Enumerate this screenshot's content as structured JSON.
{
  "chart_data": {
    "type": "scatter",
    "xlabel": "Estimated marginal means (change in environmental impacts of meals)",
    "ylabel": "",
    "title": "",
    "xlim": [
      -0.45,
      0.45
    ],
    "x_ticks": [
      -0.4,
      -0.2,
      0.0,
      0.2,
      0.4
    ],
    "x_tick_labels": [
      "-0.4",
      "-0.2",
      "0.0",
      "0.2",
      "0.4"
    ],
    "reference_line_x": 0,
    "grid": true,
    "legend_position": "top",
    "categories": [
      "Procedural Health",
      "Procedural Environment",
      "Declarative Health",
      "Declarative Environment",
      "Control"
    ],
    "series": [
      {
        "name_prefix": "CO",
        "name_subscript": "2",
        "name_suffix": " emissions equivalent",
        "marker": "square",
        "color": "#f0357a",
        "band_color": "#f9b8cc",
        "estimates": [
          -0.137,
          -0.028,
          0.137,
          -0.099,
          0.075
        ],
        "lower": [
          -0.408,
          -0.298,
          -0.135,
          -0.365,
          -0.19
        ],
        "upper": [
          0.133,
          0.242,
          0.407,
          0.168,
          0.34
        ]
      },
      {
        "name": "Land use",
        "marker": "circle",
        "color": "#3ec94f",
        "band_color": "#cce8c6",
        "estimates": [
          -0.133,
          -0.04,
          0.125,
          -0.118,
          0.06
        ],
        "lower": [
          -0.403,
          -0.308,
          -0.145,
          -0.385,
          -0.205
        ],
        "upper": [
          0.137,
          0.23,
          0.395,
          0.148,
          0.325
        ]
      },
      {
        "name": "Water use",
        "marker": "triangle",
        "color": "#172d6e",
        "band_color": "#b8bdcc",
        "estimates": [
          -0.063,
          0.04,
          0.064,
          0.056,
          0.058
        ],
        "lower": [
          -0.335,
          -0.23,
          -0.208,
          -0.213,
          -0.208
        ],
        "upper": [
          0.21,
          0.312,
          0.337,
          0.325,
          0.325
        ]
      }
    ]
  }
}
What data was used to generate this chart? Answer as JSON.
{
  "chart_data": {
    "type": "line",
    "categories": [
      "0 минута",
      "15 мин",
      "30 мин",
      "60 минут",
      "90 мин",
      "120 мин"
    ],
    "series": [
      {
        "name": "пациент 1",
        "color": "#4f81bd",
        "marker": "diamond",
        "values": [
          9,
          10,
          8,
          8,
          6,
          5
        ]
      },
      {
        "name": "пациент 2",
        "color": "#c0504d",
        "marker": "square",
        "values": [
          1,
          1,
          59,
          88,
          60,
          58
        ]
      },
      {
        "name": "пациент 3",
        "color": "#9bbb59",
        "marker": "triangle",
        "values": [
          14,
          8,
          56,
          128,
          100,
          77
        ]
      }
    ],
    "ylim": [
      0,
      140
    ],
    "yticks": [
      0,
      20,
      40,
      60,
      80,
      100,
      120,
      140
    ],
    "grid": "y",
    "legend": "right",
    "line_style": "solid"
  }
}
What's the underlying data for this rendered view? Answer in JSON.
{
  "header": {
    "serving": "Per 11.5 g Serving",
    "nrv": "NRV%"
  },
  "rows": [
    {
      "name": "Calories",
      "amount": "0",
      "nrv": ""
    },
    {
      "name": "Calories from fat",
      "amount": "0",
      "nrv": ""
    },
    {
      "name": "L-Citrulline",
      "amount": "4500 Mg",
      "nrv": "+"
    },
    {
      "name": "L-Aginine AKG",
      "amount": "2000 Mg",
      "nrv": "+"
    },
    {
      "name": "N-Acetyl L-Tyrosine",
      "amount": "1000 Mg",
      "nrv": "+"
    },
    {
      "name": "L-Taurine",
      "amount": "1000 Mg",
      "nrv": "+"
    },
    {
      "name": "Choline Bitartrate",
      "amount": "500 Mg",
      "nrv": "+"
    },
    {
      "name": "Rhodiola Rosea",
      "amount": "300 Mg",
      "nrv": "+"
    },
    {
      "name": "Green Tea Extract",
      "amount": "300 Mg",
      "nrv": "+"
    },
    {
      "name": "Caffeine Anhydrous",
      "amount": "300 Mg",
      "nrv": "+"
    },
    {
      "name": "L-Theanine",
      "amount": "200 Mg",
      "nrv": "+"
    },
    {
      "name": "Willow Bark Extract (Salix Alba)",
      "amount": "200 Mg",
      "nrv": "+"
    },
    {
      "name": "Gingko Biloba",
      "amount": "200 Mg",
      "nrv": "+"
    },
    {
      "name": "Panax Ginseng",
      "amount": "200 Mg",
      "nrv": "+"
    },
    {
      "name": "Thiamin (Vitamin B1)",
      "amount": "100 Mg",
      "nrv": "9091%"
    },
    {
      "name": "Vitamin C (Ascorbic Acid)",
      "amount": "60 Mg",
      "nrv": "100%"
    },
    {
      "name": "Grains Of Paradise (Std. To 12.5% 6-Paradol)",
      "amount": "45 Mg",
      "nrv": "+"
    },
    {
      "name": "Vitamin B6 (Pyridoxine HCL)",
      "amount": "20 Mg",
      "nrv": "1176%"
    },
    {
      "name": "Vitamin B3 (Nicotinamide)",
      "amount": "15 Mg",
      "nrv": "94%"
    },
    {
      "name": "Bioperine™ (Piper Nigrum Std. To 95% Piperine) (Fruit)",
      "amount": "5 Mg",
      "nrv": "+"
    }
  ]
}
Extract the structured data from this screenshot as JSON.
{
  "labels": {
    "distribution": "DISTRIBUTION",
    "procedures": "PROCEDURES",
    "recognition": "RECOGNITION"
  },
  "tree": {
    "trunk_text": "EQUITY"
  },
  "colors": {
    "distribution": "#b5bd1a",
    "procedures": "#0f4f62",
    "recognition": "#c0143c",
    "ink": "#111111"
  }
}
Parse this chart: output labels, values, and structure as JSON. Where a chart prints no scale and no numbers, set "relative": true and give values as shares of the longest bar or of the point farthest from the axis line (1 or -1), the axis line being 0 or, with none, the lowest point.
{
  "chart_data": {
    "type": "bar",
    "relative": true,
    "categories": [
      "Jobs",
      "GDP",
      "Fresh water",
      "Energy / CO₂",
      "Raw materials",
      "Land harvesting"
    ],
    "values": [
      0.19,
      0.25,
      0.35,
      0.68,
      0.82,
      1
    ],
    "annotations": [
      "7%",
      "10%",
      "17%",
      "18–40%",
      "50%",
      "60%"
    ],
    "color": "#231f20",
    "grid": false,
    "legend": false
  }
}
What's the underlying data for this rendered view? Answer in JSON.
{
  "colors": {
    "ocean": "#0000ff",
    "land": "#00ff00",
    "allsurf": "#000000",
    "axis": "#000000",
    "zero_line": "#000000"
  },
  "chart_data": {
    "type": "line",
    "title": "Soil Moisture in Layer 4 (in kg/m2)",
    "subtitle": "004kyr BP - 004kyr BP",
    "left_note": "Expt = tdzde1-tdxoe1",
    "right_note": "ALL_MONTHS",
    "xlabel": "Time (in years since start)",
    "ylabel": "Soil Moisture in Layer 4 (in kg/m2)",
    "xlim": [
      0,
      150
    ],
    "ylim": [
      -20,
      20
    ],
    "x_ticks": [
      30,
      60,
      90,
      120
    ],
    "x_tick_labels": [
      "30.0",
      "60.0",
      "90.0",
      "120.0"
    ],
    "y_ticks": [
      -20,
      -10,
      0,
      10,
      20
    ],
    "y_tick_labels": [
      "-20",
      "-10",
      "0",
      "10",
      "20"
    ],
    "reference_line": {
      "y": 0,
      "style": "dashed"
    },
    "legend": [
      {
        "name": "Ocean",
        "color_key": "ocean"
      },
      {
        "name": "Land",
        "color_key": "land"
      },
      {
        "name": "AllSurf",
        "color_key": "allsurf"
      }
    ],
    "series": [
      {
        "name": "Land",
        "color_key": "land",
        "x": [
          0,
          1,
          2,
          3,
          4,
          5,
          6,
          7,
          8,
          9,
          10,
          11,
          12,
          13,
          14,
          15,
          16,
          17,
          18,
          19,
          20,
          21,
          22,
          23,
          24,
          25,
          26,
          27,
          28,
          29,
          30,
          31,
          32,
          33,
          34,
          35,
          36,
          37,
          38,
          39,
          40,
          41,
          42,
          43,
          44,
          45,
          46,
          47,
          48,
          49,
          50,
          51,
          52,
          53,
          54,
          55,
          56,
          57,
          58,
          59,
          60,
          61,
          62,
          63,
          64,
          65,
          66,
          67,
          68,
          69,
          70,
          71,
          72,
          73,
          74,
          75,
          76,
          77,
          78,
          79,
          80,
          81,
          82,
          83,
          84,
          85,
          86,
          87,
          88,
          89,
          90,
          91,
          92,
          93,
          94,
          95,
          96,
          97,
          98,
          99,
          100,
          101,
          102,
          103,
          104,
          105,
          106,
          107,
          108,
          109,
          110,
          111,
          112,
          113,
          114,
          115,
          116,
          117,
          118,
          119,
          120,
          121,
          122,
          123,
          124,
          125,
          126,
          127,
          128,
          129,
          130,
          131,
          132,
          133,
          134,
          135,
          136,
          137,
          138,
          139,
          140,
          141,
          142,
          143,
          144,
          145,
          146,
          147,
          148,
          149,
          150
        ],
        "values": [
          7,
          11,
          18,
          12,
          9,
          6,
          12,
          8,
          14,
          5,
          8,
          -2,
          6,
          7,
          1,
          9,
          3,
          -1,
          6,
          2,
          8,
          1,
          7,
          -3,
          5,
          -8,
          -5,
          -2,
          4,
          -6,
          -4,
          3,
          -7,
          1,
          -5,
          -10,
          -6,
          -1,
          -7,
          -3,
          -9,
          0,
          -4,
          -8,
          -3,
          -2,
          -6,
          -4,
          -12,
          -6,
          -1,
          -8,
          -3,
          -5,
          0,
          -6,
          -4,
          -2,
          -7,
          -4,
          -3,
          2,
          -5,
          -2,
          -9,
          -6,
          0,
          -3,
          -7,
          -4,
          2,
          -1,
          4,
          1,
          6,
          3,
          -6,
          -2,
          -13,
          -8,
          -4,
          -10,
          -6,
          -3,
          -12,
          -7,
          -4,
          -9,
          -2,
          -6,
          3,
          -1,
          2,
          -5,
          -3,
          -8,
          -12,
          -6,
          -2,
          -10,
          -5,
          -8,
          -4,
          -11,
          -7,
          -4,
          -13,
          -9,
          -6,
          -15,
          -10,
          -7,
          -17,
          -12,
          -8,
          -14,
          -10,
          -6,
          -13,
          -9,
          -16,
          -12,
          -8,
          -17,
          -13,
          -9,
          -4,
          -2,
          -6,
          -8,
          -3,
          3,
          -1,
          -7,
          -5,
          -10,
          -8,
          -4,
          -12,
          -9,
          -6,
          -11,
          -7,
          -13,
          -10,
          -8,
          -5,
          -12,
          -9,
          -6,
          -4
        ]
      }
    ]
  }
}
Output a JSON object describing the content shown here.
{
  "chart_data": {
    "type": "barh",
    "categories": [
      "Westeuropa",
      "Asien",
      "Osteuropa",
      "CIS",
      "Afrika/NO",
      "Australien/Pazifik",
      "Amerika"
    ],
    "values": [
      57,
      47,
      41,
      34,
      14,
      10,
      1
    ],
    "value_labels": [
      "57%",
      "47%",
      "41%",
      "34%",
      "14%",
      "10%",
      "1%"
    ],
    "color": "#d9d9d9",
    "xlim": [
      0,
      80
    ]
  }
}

# # #

# [AIM OF THE EXERCISE]
From the entries above, return each line with the word "пациент" in it.

# [CORRECT RESULT]
        "name": "пациент 1",
        "name": "пациент 2",
        "name": "пациент 3",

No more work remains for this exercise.